■ Text shown ■
Published dispatch Apr 11, 2026

Tailscale Is the AI Control Plane

Every service in my homelab talks over a Tailscale mesh. Every agent gets scoped access via ACL tags. The network layer does what RBAC frameworks wish they could.

For AI agents to be useful on home infrastructure, they need access to many services across multiple hosts, from anywhere, with selective permissions, which is a non-trivial networking problem. Tailscale solves essentially all of it when used properly. This is what (I think) "used properly" looks like after a month and a half of running agentic workloads on a homelab.

Filed

April 11, 2026

Published on galexc.me/dispatches

Read time

23 min

Buckle up, this can get in the weeds a bit.

Tags

#infrastructure

Editorial note

Co-authored by Gilman and GalexC.

tailnet stats

Some high level stats before the long-form writeup.

17
tailnet nodes
services, workers, agents
17
ACL tags
one per service identity
25
ACL deny tests
0
host port bindings

You want AI agents that do real work against your infrastructure - cloning repos, querying databases, searching indexes, sending notifications. That means network access to real services, on real hosts, that are always on.

But wait, there's more! You need selective access. The agent reviewing third-party code should not see your email index. The CI runner should not SSH into production. The dashboard should reach health endpoints but not the internet.

At the end of the day, this is not a simple port forwarding task. It requires RBAC at the network layer, which is something I doubt you are going to want to build with a spiderweb of iptables and nginx configs :)

Without Tailscale
Worker VM
postgres :5432
meilisearch :7700
grafana :3000
ntfy :80
dispatch API :8080
firewall ×5 certs ×5 DNS ×5
Bare Metal
forgejo :3000
forgejo SSH :222
firewall ×2 cert DNS
NAS Appliance
admin UI :9443
NFS :2049
no remote access LAN only
8 services. 3 hosts. Every cross-host call is a port, a firewall rule, a cert (and have fun when running multiple instances of the same service that want the same port).

Tailscale as the control plane for a multi-host homelab running agentic AI workloads.

When done properly every service gets a sidecar container on the mesh, every identity gets a tag, every tag gets scoped access via ACL policy committed to the repo (IaC!). Zero host port bindings. Secure access from anywhere. Granular agent permissions. One tool.

With Tailscale
postgres postgres.crested-altair.ts.net tag:postgres
meilisearch search.crested-altair.ts.net tag:meilisearch
forgejo git.crested-altair.ts.net tag:forgejo
grafana grafana.crested-altair.ts.net tag:monitoring
NAS admin galexc-nas.crested-altair.ts.net tag:nas-admin
ext. agent postgres.crested-altair.ts.net denied
Same services. Named, tagged, policy-controlled.

■ Data provided ■
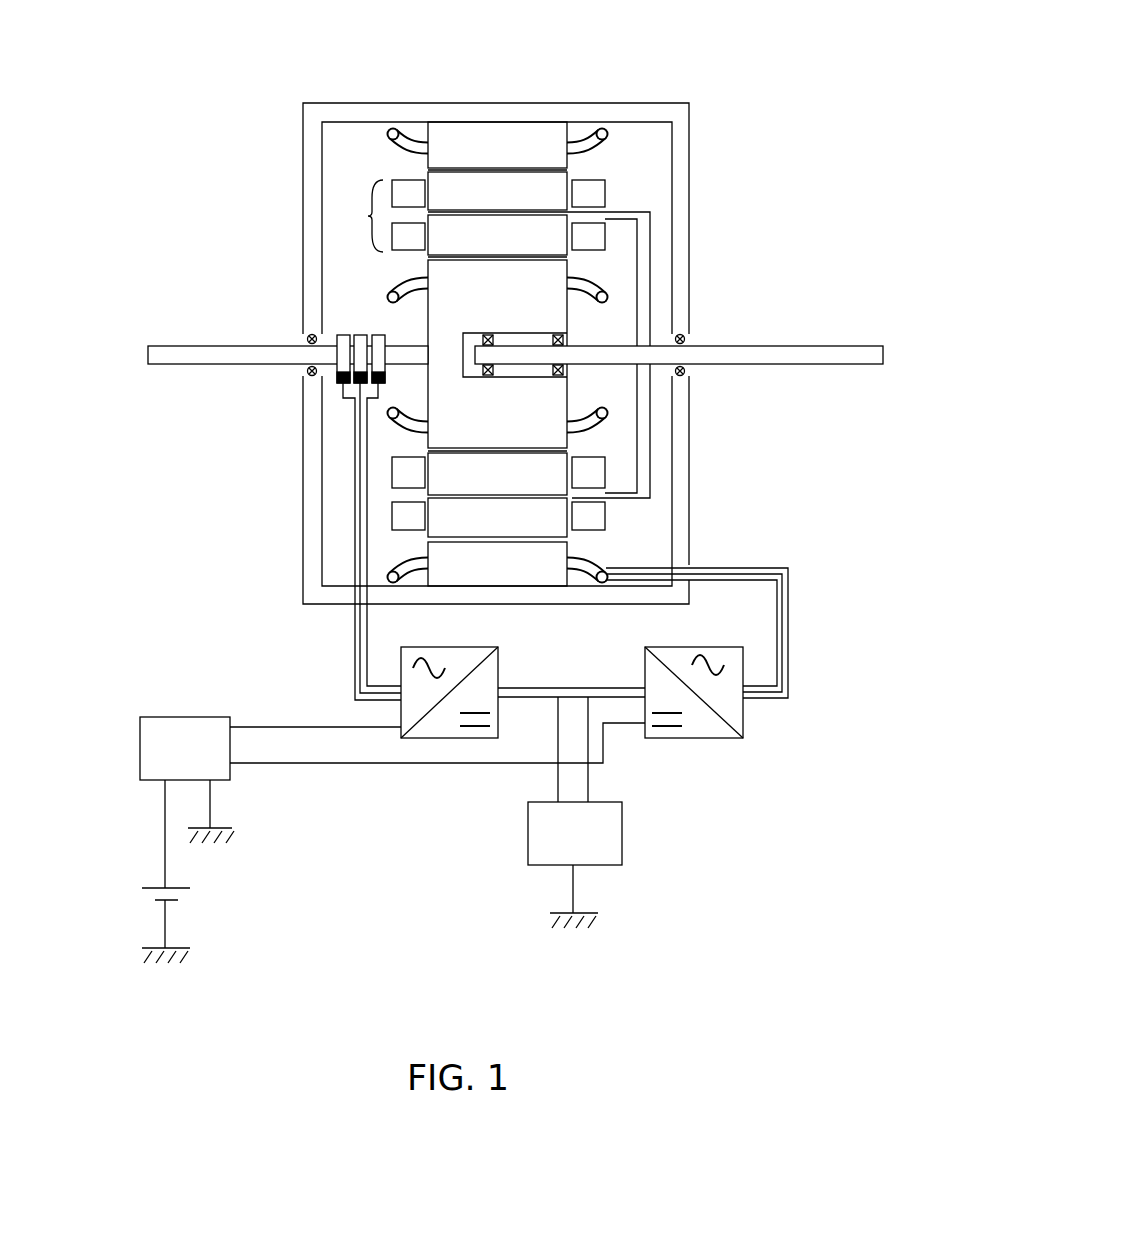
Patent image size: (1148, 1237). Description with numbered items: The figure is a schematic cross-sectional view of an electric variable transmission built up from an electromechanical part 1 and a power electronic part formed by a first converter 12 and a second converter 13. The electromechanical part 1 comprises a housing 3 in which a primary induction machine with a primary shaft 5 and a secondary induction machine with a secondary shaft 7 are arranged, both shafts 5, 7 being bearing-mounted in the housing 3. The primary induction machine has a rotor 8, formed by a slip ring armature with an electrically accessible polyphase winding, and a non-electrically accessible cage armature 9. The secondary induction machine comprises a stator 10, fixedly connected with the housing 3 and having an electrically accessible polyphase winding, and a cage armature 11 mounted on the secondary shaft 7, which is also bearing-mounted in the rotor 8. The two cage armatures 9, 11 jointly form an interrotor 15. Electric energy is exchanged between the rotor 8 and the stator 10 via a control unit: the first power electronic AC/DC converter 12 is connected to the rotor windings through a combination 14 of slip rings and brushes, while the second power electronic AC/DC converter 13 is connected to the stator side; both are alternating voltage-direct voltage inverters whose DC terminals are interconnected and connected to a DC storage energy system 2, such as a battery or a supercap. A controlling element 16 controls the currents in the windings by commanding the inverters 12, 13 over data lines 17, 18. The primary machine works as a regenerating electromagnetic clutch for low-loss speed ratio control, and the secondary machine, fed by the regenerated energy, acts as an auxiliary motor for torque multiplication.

...

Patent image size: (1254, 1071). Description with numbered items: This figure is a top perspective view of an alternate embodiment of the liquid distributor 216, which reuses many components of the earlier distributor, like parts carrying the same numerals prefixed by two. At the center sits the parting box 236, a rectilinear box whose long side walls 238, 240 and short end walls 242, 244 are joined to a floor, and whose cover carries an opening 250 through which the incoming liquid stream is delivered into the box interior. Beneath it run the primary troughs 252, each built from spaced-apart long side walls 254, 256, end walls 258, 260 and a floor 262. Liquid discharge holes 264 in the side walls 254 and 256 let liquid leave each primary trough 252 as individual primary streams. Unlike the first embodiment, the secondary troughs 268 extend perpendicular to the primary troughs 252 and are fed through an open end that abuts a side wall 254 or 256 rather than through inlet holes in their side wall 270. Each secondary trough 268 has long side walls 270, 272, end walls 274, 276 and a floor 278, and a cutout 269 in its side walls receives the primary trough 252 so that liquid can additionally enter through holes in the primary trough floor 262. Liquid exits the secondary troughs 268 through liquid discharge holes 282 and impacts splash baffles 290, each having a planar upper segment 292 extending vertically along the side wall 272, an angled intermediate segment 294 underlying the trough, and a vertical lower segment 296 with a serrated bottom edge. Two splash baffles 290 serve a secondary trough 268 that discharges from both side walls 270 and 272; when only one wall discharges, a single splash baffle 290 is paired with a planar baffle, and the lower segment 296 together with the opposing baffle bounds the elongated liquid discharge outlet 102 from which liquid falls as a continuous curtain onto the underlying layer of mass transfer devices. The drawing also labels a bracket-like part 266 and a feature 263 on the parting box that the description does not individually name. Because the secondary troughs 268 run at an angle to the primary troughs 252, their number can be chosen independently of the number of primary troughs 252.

■ Brief 1 ■
Reproduce the passage of the Tailscale post that begins with the words containing "For AI agents" and ends with "weeds a bit.".
■ Brief 2 ■
Pick up the post on Tailscale as an AI control plane right after its final sentence and keep writing it.
The records are material separate from the Tailscale post.

■ Expected answer 1 ■
For AI agents to be useful on home infrastructure, they need access to many services across multiple hosts, from anywhere, with selective permissions, which is a non-trivial networking problem. Tailscale solves essentially all of it when used properly. This is what (I think) "used properly" looks like after a month and a half of running agentic workloads on a homelab.

Filed

April 11, 2026

Published on galexc.me/dispatches

Read time

23 min

Buckle up, this can get in the weeds a bit.

■ Expected answer 2 ■
Let's dive in...

Every Service Is a Node

Every service gets a Tailscale sidecar container and the application container shares the sidecar’s network namespace. From the tailnet’s perspective, each service is its own node with its own hostname and its own tags.

Service = Name = Identity
meilisearch search.crested-altair.ts.net tag:meilisearch
forgejo git.crested-altair.ts.net tag:forgejo
postgres postgres.crested-altair.ts.net tag:postgres
ntfy ntfy.crested-altair.ts.net tag:ntfy
grafana grafana.crested-altair.ts.net tag:monitoring
hub hub.crested-altair.ts.net tag:hub-web

Zero host port bindings! Meilisearch is not listening on 192.168.1.x:7700, it’s listening on search.crested-altair.ts.net. The only way to reach it is through the tailnet.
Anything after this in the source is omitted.